From the entries that follow, list every line in which the string "JSON" appears.
— Start —
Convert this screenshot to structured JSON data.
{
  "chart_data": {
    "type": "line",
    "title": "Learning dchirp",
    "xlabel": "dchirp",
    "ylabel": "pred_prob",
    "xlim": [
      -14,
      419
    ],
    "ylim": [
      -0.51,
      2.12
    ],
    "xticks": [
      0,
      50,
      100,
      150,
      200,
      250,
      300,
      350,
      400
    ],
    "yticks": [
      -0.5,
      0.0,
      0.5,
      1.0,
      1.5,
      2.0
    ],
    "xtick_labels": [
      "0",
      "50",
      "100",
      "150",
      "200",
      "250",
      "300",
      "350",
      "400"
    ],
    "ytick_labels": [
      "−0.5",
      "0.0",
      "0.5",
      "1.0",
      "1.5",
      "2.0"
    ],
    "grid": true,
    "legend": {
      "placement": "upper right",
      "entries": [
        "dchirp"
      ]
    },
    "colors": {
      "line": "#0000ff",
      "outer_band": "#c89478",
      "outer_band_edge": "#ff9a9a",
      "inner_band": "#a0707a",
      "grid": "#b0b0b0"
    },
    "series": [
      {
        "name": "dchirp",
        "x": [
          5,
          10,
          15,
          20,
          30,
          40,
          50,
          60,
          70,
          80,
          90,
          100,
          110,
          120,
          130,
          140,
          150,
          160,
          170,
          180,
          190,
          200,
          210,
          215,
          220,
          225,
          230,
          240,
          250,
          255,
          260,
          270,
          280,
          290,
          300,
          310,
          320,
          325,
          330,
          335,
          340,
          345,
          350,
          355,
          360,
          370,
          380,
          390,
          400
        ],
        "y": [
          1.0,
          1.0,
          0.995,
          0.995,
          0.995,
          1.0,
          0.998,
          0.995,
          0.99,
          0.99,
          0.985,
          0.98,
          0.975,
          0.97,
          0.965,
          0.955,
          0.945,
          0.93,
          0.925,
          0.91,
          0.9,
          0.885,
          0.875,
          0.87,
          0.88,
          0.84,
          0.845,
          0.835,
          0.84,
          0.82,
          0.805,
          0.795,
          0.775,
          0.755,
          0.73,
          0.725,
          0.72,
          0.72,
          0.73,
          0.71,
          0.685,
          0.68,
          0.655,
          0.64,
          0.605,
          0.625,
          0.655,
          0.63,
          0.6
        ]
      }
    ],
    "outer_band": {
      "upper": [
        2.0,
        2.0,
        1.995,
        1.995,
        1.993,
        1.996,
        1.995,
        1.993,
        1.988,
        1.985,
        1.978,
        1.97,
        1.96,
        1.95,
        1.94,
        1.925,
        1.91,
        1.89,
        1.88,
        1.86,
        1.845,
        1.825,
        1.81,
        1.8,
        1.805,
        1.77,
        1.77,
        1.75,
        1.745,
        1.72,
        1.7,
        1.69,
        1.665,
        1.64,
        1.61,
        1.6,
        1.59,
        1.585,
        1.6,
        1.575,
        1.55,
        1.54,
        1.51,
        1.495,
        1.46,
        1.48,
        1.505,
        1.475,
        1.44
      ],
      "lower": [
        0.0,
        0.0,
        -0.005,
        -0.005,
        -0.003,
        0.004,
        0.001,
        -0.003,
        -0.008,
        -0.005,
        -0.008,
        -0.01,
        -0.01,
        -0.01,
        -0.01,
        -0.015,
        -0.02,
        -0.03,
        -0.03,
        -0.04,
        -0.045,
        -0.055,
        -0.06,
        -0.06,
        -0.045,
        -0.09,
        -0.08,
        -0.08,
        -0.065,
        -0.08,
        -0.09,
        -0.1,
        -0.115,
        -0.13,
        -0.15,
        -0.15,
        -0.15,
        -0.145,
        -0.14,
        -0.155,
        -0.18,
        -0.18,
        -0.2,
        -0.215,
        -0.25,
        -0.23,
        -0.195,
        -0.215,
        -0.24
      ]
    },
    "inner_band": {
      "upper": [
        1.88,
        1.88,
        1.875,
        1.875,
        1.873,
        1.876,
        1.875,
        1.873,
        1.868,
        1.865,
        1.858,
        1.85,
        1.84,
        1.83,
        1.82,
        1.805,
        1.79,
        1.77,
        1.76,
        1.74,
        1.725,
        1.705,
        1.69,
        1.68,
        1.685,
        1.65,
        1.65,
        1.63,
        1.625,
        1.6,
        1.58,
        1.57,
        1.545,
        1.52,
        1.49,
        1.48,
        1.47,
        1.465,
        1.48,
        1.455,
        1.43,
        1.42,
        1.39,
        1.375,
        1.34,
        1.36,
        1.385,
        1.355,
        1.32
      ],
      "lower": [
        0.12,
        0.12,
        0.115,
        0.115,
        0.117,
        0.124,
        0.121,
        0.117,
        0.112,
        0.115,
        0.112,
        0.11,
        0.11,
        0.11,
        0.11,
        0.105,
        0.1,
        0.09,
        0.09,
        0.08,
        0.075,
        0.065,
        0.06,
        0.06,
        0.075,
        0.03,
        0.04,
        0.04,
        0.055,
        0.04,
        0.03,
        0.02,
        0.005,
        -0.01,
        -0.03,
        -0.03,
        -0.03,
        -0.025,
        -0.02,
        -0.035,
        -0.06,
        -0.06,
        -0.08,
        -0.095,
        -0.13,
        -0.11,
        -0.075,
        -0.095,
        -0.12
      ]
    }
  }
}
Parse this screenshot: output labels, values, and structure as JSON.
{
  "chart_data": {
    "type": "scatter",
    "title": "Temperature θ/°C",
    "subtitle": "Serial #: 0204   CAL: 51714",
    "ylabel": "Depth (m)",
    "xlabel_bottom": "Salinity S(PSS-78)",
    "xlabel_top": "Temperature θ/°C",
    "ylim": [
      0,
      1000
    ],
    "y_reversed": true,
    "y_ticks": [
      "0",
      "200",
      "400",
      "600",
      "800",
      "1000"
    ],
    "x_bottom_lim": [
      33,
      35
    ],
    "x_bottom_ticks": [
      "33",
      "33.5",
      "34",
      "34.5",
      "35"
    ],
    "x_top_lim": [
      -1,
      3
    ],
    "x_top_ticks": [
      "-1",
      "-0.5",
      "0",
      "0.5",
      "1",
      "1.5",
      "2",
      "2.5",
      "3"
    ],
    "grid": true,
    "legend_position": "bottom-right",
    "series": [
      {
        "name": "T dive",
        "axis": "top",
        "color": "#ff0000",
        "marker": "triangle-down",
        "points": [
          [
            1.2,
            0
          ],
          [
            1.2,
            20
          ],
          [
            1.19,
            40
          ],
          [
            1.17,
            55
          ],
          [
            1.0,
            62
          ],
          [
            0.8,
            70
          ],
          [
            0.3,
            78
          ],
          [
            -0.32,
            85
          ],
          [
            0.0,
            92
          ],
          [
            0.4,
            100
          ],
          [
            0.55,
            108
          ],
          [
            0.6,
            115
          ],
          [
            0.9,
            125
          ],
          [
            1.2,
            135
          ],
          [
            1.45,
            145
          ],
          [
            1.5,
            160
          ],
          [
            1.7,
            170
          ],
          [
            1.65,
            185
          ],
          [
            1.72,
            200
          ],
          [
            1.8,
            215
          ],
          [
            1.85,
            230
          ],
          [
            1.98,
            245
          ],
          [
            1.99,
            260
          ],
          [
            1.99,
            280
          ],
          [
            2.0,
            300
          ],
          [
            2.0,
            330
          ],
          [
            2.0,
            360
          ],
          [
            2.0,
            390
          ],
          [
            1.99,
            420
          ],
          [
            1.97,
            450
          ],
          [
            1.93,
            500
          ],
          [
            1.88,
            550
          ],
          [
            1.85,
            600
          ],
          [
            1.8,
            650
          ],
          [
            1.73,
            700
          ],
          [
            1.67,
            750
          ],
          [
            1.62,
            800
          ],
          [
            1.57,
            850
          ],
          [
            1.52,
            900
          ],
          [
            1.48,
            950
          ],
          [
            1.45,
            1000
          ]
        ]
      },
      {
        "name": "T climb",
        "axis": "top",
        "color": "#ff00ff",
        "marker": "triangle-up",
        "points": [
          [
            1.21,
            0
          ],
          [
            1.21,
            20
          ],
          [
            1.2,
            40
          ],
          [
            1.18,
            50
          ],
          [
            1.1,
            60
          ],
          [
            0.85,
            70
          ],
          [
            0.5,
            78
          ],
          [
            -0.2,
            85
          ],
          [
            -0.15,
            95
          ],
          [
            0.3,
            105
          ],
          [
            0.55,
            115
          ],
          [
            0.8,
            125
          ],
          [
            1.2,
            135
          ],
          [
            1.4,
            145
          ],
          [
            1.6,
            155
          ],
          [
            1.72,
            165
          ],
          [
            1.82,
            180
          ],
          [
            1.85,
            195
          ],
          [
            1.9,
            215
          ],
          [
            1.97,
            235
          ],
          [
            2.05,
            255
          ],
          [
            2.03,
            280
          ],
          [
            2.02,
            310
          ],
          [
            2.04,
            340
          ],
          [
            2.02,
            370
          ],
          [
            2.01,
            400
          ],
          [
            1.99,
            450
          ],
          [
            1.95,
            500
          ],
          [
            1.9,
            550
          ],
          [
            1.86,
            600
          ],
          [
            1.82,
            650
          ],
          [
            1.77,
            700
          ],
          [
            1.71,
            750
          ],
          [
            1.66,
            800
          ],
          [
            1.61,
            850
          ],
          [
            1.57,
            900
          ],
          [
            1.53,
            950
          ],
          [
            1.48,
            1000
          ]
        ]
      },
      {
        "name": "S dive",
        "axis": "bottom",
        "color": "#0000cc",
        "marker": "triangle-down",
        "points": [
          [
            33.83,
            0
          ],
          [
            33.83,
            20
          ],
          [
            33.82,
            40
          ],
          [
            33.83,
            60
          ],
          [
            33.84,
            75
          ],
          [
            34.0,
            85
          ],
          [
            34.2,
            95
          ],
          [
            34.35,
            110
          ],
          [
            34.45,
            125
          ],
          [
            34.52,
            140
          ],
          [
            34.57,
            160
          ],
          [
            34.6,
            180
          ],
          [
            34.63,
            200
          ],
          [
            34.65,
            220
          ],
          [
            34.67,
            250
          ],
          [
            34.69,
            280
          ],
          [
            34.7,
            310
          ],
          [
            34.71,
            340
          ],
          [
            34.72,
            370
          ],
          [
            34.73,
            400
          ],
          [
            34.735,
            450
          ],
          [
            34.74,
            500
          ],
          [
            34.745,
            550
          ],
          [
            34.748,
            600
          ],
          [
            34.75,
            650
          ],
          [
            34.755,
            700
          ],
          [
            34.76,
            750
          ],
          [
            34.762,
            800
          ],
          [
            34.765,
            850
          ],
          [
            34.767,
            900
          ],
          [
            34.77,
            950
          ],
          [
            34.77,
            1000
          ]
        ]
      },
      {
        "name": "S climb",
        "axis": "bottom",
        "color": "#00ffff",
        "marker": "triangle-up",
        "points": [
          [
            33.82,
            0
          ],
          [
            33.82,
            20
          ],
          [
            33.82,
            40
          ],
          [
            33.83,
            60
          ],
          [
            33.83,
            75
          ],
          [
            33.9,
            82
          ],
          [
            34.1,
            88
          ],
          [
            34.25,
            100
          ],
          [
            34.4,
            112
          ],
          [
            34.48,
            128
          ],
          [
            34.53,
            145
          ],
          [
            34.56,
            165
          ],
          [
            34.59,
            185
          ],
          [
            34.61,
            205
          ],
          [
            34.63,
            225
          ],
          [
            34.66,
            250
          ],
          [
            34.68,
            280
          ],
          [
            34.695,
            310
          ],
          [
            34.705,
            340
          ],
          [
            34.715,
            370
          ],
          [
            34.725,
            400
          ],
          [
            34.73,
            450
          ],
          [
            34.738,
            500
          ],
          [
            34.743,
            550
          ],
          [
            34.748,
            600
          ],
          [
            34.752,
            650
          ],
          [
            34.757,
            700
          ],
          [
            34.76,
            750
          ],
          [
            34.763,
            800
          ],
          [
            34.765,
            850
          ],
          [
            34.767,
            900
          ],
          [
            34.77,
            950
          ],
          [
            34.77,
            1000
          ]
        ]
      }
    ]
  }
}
— End —
§ OUTPUT FOR THIS TASK:
Convert this screenshot to structured JSON data.
Parse this screenshot: output labels, values, and structure as JSON.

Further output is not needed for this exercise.